* Do this: Of the lines listed below, how many contain the string "Generate"? Answer with the number alone.

[Stored dataset items]
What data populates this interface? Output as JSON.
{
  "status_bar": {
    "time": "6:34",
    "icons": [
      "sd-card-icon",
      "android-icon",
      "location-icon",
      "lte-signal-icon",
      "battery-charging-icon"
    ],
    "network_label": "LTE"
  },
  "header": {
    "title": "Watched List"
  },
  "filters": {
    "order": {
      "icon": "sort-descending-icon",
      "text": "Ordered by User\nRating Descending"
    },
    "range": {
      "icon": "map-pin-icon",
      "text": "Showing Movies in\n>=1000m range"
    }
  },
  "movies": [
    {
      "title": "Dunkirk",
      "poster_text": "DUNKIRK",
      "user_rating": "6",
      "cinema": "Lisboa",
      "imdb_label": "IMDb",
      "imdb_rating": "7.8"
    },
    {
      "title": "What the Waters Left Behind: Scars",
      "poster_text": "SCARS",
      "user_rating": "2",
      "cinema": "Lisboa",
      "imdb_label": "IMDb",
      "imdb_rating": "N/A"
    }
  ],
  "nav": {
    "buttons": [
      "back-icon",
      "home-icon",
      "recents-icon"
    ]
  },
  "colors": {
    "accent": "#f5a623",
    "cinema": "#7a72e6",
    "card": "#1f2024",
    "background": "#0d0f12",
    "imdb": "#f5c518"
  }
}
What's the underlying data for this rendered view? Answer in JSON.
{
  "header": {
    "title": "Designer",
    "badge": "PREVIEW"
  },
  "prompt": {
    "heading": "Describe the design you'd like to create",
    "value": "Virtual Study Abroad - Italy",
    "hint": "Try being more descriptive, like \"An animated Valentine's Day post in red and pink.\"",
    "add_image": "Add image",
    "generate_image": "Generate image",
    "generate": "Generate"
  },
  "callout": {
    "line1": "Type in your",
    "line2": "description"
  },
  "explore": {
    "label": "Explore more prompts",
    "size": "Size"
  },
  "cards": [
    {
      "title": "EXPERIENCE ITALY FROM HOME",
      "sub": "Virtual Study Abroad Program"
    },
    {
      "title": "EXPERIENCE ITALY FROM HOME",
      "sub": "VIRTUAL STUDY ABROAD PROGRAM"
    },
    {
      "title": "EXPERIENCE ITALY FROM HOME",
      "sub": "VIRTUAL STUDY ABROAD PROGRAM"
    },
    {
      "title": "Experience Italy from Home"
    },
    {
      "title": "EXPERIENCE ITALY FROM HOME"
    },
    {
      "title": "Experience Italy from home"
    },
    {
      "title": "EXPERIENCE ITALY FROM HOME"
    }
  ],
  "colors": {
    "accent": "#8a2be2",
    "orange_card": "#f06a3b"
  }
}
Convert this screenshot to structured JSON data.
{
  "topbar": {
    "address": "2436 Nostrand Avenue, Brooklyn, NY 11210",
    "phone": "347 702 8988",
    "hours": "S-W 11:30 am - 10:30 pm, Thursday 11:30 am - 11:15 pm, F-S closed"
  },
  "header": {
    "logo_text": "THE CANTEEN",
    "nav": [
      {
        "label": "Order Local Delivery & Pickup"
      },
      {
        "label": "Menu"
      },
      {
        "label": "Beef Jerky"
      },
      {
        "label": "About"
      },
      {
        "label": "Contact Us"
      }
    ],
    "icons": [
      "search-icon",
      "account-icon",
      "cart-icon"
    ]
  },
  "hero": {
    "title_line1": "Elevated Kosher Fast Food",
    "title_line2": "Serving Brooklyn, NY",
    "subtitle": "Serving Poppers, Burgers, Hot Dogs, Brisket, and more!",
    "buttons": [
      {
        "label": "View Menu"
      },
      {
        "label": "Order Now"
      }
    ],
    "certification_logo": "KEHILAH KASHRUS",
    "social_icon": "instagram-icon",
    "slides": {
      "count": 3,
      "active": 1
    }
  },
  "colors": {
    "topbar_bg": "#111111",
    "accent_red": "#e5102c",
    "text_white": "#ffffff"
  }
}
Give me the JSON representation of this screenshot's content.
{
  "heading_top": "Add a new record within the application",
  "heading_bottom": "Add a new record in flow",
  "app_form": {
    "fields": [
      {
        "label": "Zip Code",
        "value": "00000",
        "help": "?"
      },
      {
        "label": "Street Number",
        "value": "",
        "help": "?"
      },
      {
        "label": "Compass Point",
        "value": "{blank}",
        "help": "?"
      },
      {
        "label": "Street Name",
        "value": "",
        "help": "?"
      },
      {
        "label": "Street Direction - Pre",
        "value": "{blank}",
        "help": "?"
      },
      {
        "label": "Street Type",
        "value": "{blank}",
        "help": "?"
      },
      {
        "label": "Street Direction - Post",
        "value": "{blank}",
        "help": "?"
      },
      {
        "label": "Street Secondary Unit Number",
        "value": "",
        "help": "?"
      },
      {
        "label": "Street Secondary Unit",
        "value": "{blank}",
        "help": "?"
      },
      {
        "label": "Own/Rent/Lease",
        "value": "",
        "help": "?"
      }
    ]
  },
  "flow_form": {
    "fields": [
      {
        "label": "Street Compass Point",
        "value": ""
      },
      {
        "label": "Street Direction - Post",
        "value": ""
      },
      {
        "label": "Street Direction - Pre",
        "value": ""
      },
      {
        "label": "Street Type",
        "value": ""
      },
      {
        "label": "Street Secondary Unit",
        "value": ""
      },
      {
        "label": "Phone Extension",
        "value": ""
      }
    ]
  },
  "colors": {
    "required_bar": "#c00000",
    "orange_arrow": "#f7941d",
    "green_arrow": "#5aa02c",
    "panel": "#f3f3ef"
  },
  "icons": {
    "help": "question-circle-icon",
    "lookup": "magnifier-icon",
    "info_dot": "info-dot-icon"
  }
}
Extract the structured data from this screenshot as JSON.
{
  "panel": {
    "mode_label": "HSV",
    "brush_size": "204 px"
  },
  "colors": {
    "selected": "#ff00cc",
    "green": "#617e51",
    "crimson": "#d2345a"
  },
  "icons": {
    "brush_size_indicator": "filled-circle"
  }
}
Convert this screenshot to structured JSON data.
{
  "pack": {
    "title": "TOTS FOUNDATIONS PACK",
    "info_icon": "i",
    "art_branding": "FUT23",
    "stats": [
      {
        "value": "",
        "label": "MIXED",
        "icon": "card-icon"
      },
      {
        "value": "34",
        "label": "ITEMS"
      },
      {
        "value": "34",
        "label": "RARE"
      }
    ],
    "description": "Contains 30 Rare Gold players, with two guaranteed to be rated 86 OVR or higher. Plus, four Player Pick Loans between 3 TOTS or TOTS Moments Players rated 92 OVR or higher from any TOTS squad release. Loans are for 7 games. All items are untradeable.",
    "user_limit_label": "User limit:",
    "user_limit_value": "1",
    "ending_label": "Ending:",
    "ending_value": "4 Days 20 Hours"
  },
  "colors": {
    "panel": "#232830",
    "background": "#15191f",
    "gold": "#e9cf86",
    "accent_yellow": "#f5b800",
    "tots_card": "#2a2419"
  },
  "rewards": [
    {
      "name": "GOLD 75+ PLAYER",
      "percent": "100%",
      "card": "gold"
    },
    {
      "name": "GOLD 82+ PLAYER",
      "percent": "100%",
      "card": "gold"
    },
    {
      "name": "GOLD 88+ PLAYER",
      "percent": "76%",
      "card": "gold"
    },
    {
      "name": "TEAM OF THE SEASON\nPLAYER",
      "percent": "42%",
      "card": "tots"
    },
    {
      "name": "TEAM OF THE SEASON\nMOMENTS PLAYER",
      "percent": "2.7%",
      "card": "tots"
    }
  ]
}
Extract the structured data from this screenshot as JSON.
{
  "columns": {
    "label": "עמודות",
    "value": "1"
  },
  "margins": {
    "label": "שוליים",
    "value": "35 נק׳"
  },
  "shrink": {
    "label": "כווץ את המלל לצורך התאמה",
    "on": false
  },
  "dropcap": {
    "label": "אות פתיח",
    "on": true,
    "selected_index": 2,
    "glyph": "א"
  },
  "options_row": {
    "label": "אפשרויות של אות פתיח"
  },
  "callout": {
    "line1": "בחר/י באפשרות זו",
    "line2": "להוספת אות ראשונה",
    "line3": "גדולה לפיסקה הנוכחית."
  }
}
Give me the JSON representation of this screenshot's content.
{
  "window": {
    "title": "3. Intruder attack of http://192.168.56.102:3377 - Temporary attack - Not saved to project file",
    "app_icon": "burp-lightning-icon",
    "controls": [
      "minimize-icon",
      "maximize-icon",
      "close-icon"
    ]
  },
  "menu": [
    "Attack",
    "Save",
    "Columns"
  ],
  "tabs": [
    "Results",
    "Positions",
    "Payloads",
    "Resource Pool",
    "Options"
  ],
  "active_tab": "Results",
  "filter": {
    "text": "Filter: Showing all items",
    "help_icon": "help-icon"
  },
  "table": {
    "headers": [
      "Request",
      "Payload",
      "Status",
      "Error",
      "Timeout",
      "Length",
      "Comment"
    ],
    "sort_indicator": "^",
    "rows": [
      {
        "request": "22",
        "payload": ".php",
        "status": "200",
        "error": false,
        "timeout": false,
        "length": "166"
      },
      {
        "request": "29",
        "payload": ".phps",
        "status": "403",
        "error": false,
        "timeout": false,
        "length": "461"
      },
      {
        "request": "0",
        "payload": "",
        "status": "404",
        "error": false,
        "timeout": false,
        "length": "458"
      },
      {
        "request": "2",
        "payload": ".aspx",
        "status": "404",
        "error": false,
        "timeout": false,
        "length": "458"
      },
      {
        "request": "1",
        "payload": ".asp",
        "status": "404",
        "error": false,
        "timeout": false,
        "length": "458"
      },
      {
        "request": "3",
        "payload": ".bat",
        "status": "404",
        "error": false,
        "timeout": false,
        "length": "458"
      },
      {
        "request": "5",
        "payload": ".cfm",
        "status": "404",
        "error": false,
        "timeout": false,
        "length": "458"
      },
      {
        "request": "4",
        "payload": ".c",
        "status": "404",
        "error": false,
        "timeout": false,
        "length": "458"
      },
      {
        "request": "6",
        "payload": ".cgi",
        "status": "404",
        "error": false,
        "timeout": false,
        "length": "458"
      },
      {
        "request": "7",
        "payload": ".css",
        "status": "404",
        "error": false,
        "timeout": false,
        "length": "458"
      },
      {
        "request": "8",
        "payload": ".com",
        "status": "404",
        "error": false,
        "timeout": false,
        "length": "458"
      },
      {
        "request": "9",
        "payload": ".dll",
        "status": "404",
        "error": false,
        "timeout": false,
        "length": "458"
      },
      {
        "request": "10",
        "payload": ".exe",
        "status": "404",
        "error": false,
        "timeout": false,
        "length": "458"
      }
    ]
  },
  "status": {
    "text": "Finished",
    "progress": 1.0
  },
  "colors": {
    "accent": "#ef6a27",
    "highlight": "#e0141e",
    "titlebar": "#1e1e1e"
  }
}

* The solution: 2